[Instructions for the task]: A verbatim copy of the records is required, with all pictures left out.

[Input rows]:
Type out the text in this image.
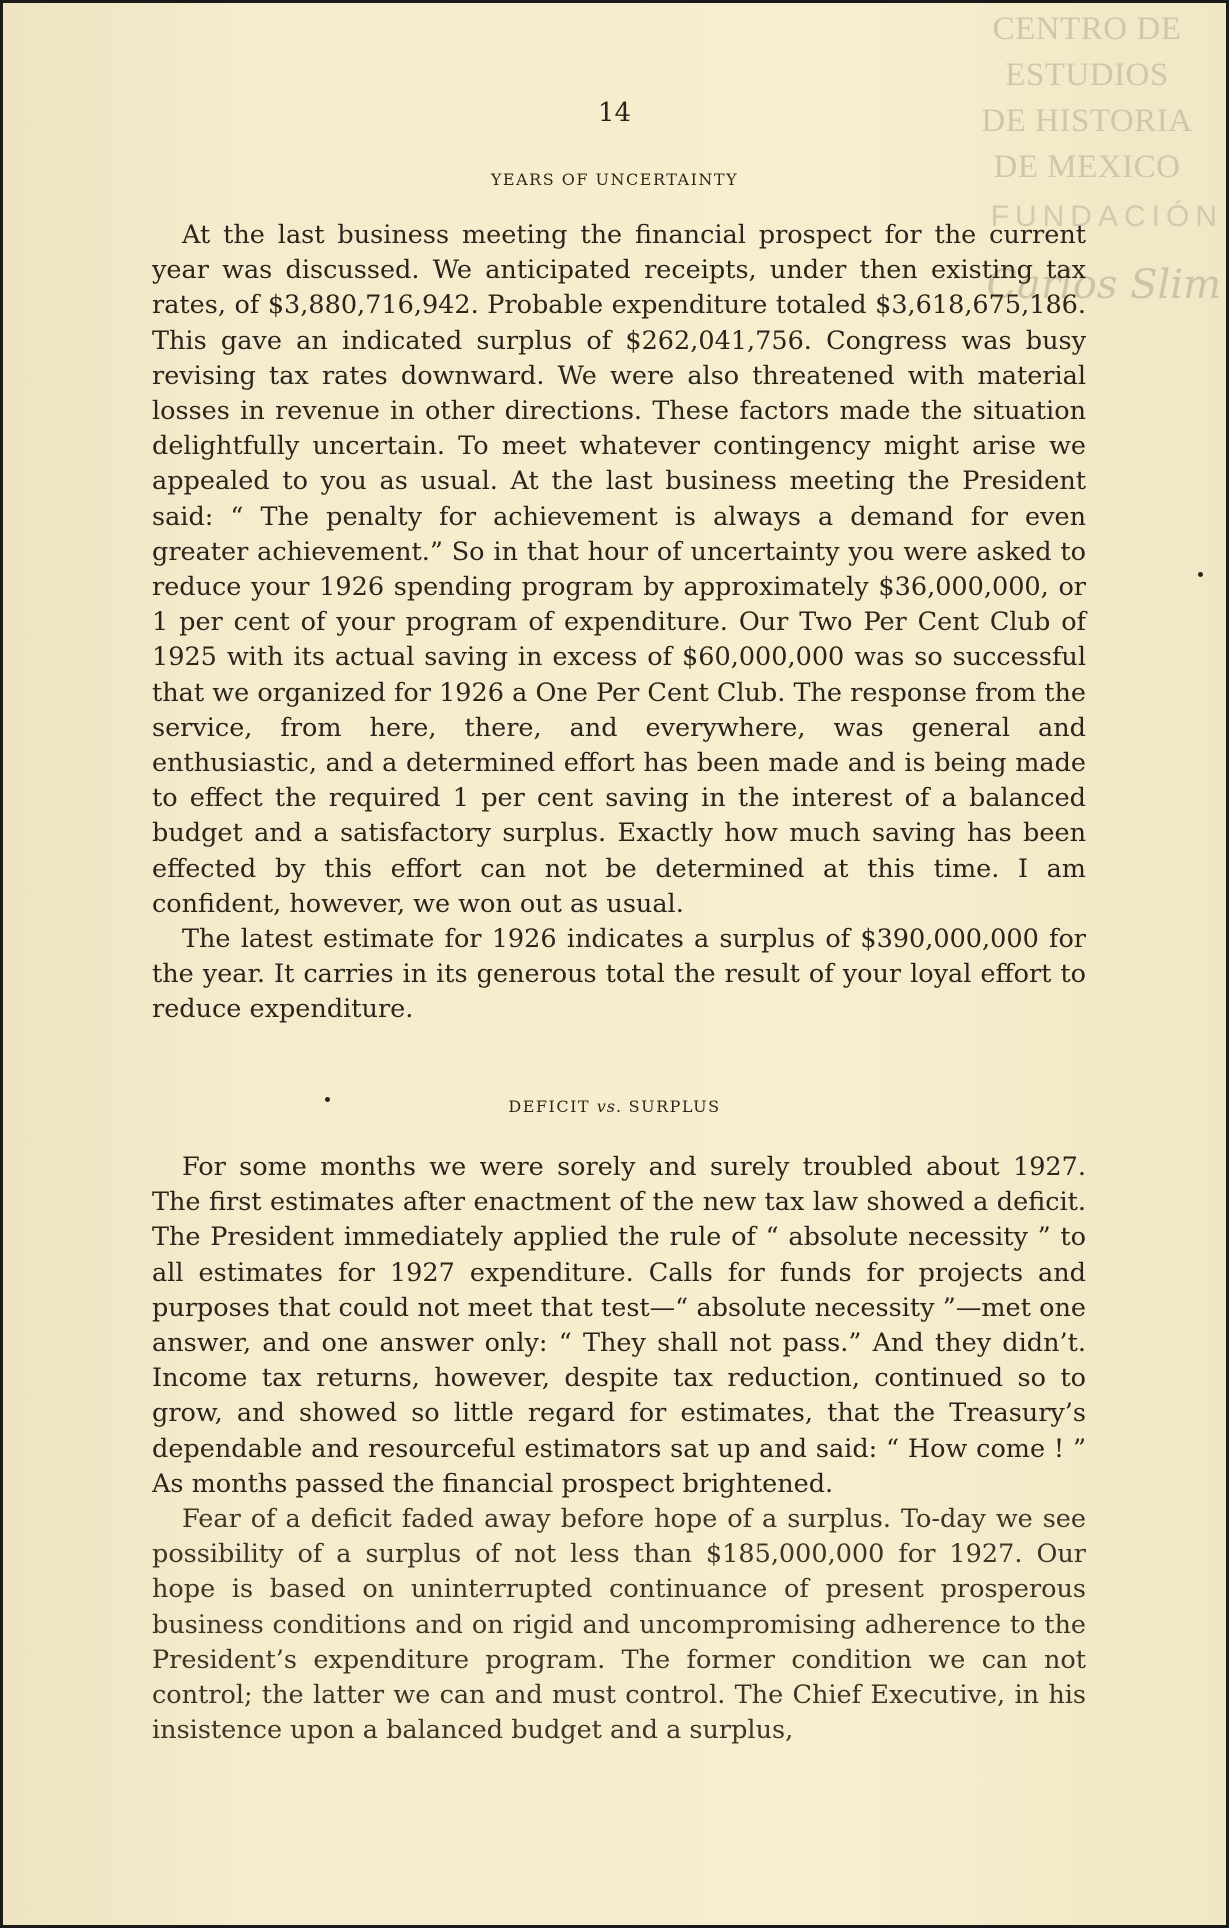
CENTRO DE
ESTUDIOS
DE HISTORIA
DE MEXICO
FUNDACIÓN
Carlos Slim
14
YEARS OF UNCERTAINTY

At the last business meeting the financial prospect for the current year was discussed. We anticipated receipts, under then existing tax rates, of $3,880,716,942. Probable expenditure totaled $3,618,675,186. This gave an indicated surplus of $262,041,756. Congress was busy revising tax rates downward. We were also threatened with material losses in revenue in other directions. These factors made the situation delightfully uncertain. To meet whatever contingency might arise we appealed to you as usual. At the last business meeting the President said: “ The penalty for achievement is always a demand for even greater achievement.” So in that hour of uncertainty you were asked to reduce your 1926 spending program by approximately $36,000,000, or 1 per cent of your program of expenditure. Our Two Per Cent Club of 1925 with its actual saving in excess of $60,000,000 was so successful that we organized for 1926 a One Per Cent Club. The response from the service, from here, there, and everywhere, was general and enthusiastic, and a determined effort has been made and is being made to effect the required 1 per cent saving in the interest of a balanced budget and a satisfactory surplus. Exactly how much saving has been effected by this effort can not be determined at this time. I am confident, however, we won out as usual.

The latest estimate for 1926 indicates a surplus of $390,000,000 for the year. It carries in its generous total the result of your loyal effort to reduce expenditure.

DEFICIT vs. SURPLUS

For some months we were sorely and surely troubled about 1927. The first estimates after enactment of the new tax law showed a deficit. The President immediately applied the rule of “ absolute necessity ” to all estimates for 1927 expenditure. Calls for funds for projects and purposes that could not meet that test—“ absolute necessity ”—met one answer, and one answer only: “ They shall not pass.” And they didn’t. Income tax returns, however, despite tax reduction, continued so to grow, and showed so little regard for estimates, that the Treasury’s dependable and resourceful estimators sat up and said: “ How come ! ” As months passed the financial prospect brightened.

Fear of a deficit faded away before hope of a surplus. To-day we see possibility of a surplus of not less than $185,000,000 for 1927. Our hope is based on uninterrupted continuance of present prosperous business conditions and on rigid and uncompromising adherence to the President’s expenditure program. The former condition we can not control; the latter we can and must control. The Chief Executive, in his insistence upon a balanced budget and a surplus,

[Full solution]:
Type out the text in this image.
CENTRO DE
ESTUDIOS
DE HISTORIA
DE MEXICO
FUNDACIÓN
Carlos Slim
14
YEARS OF UNCERTAINTY

At the last business meeting the financial prospect for the current year was discussed. We anticipated receipts, under then existing tax rates, of $3,880,716,942. Probable expenditure totaled $3,618,675,186. This gave an indicated surplus of $262,041,756. Congress was busy revising tax rates downward. We were also threatened with material losses in revenue in other directions. These factors made the situation delightfully uncertain. To meet whatever contingency might arise we appealed to you as usual. At the last business meeting the President said: “ The penalty for achievement is always a demand for even greater achievement.” So in that hour of uncertainty you were asked to reduce your 1926 spending program by approximately $36,000,000, or 1 per cent of your program of expenditure. Our Two Per Cent Club of 1925 with its actual saving in excess of $60,000,000 was so successful that we organized for 1926 a One Per Cent Club. The response from the service, from here, there, and everywhere, was general and enthusiastic, and a determined effort has been made and is being made to effect the required 1 per cent saving in the interest of a balanced budget and a satisfactory surplus. Exactly how much saving has been effected by this effort can not be determined at this time. I am confident, however, we won out as usual.

The latest estimate for 1926 indicates a surplus of $390,000,000 for the year. It carries in its generous total the result of your loyal effort to reduce expenditure.

DEFICIT vs. SURPLUS

For some months we were sorely and surely troubled about 1927. The first estimates after enactment of the new tax law showed a deficit. The President immediately applied the rule of “ absolute necessity ” to all estimates for 1927 expenditure. Calls for funds for projects and purposes that could not meet that test—“ absolute necessity ”—met one answer, and one answer only: “ They shall not pass.” And they didn’t. Income tax returns, however, despite tax reduction, continued so to grow, and showed so little regard for estimates, that the Treasury’s dependable and resourceful estimators sat up and said: “ How come ! ” As months passed the financial prospect brightened.

Fear of a deficit faded away before hope of a surplus. To-day we see possibility of a surplus of not less than $185,000,000 for 1927. Our hope is based on uninterrupted continuance of present prosperous business conditions and on rigid and uncompromising adherence to the President’s expenditure program. The former condition we can not control; the latter we can and must control. The Chief Executive, in his insistence upon a balanced budget and a surplus,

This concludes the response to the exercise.